▶ WHAT YOU SHOULD DO:
Images excluded, repeat each entry below exactly.

===== PROVIDED MATERIAL

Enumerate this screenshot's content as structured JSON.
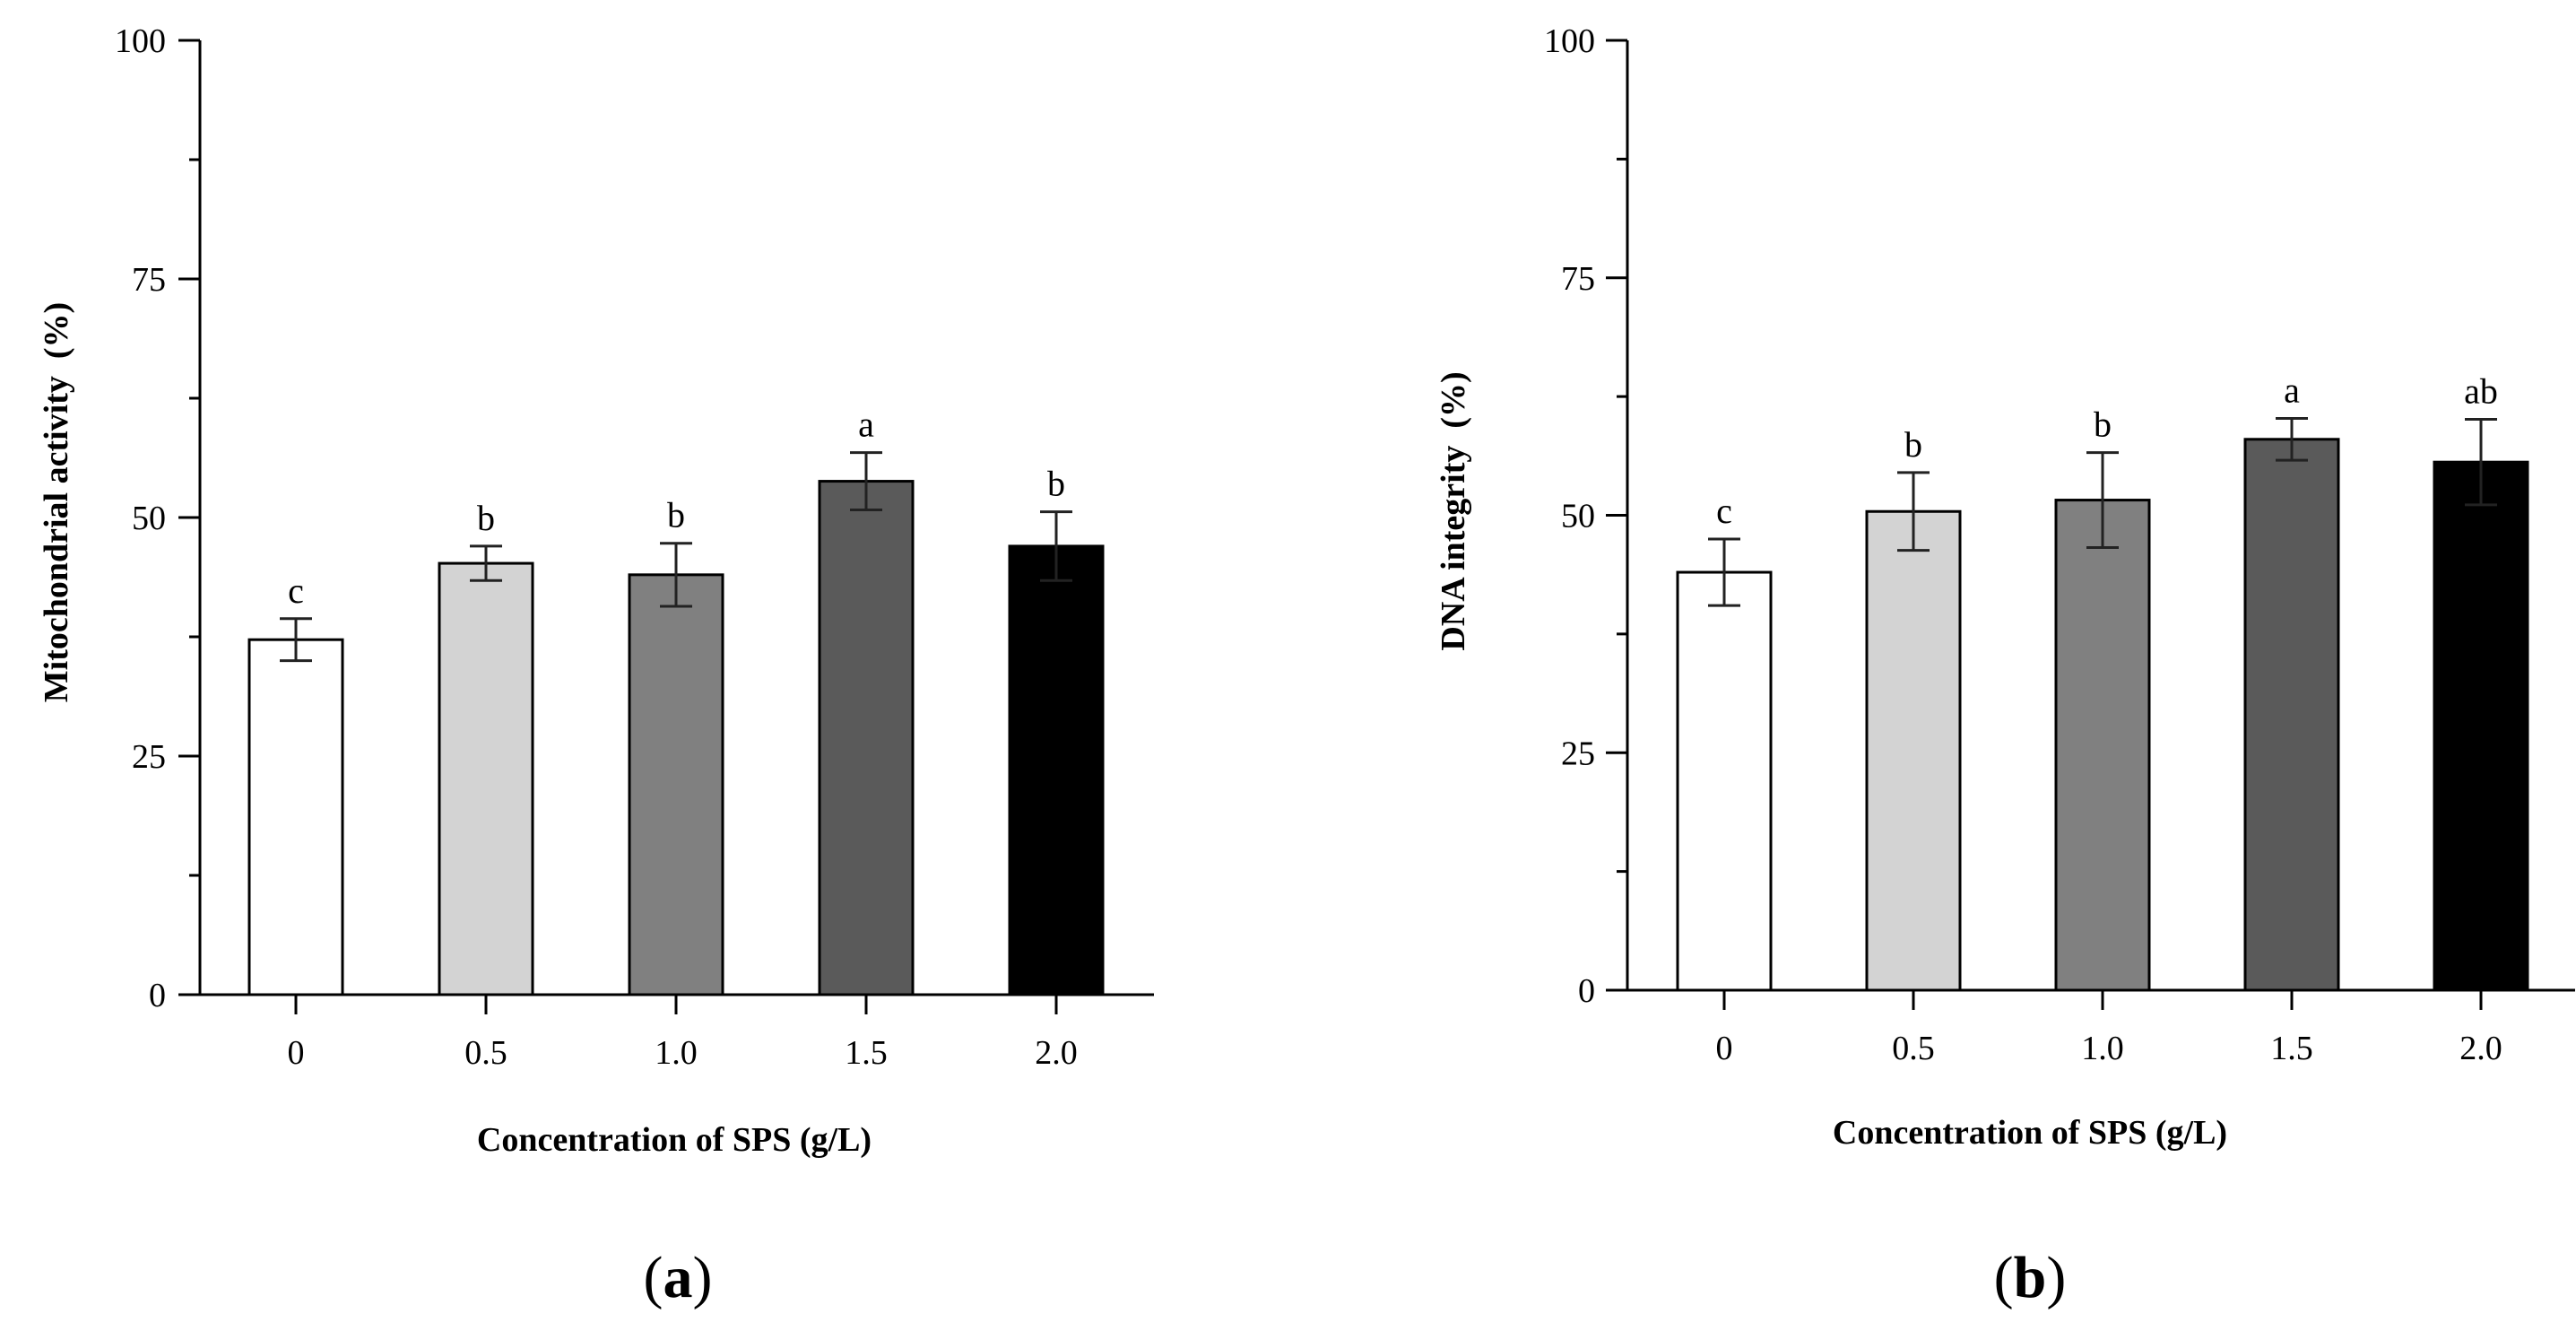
{
  "chart_data": [
    {
      "type": "bar",
      "panel_label_prefix": "(",
      "panel_label": "a",
      "panel_label_suffix": ")",
      "xlabel": "Concentration of SPS (g/L)",
      "ylabel": "Mitochondrial activity  (%)",
      "categories": [
        "0",
        "0.5",
        "1.0",
        "1.5",
        "2.0"
      ],
      "values": [
        37.2,
        45.2,
        44.0,
        53.8,
        47.0
      ],
      "errors": [
        2.2,
        1.8,
        3.3,
        3.0,
        3.6
      ],
      "significance": [
        "c",
        "b",
        "b",
        "a",
        "b"
      ],
      "bar_colors": [
        "#ffffff",
        "#d3d3d3",
        "#808080",
        "#5a5a5a",
        "#000000"
      ],
      "ylim": [
        0,
        100
      ],
      "yticks": [
        "0",
        "25",
        "50",
        "75",
        "100"
      ],
      "grid": false
    },
    {
      "type": "bar",
      "panel_label_prefix": "(",
      "panel_label": "b",
      "panel_label_suffix": ")",
      "xlabel": "Concentration of SPS (g/L)",
      "ylabel": "DNA integrity  (%)",
      "categories": [
        "0",
        "0.5",
        "1.0",
        "1.5",
        "2.0"
      ],
      "values": [
        44.0,
        50.4,
        51.6,
        58.0,
        55.6
      ],
      "errors": [
        3.5,
        4.1,
        5.0,
        2.2,
        4.5
      ],
      "significance": [
        "c",
        "b",
        "b",
        "a",
        "ab"
      ],
      "bar_colors": [
        "#ffffff",
        "#d3d3d3",
        "#808080",
        "#5a5a5a",
        "#000000"
      ],
      "ylim": [
        0,
        100
      ],
      "yticks": [
        "0",
        "25",
        "50",
        "75",
        "100"
      ],
      "grid": false
    }
  ]
}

==========

▶ ANSWER TO THIS EXERCISE:
Enumerate this screenshot's content as structured JSON.
{
  "chart_data": [
    {
      "type": "bar",
      "panel_label_prefix": "(",
      "panel_label": "a",
      "panel_label_suffix": ")",
      "xlabel": "Concentration of SPS (g/L)",
      "ylabel": "Mitochondrial activity  (%)",
      "categories": [
        "0",
        "0.5",
        "1.0",
        "1.5",
        "2.0"
      ],
      "values": [
        37.2,
        45.2,
        44.0,
        53.8,
        47.0
      ],
      "errors": [
        2.2,
        1.8,
        3.3,
        3.0,
        3.6
      ],
      "significance": [
        "c",
        "b",
        "b",
        "a",
        "b"
      ],
      "bar_colors": [
        "#ffffff",
        "#d3d3d3",
        "#808080",
        "#5a5a5a",
        "#000000"
      ],
      "ylim": [
        0,
        100
      ],
      "yticks": [
        "0",
        "25",
        "50",
        "75",
        "100"
      ],
      "grid": false
    },
    {
      "type": "bar",
      "panel_label_prefix": "(",
      "panel_label": "b",
      "panel_label_suffix": ")",
      "xlabel": "Concentration of SPS (g/L)",
      "ylabel": "DNA integrity  (%)",
      "categories": [
        "0",
        "0.5",
        "1.0",
        "1.5",
        "2.0"
      ],
      "values": [
        44.0,
        50.4,
        51.6,
        58.0,
        55.6
      ],
      "errors": [
        3.5,
        4.1,
        5.0,
        2.2,
        4.5
      ],
      "significance": [
        "c",
        "b",
        "b",
        "a",
        "ab"
      ],
      "bar_colors": [
        "#ffffff",
        "#d3d3d3",
        "#808080",
        "#5a5a5a",
        "#000000"
      ],
      "ylim": [
        0,
        100
      ],
      "yticks": [
        "0",
        "25",
        "50",
        "75",
        "100"
      ],
      "grid": false
    }
  ]
}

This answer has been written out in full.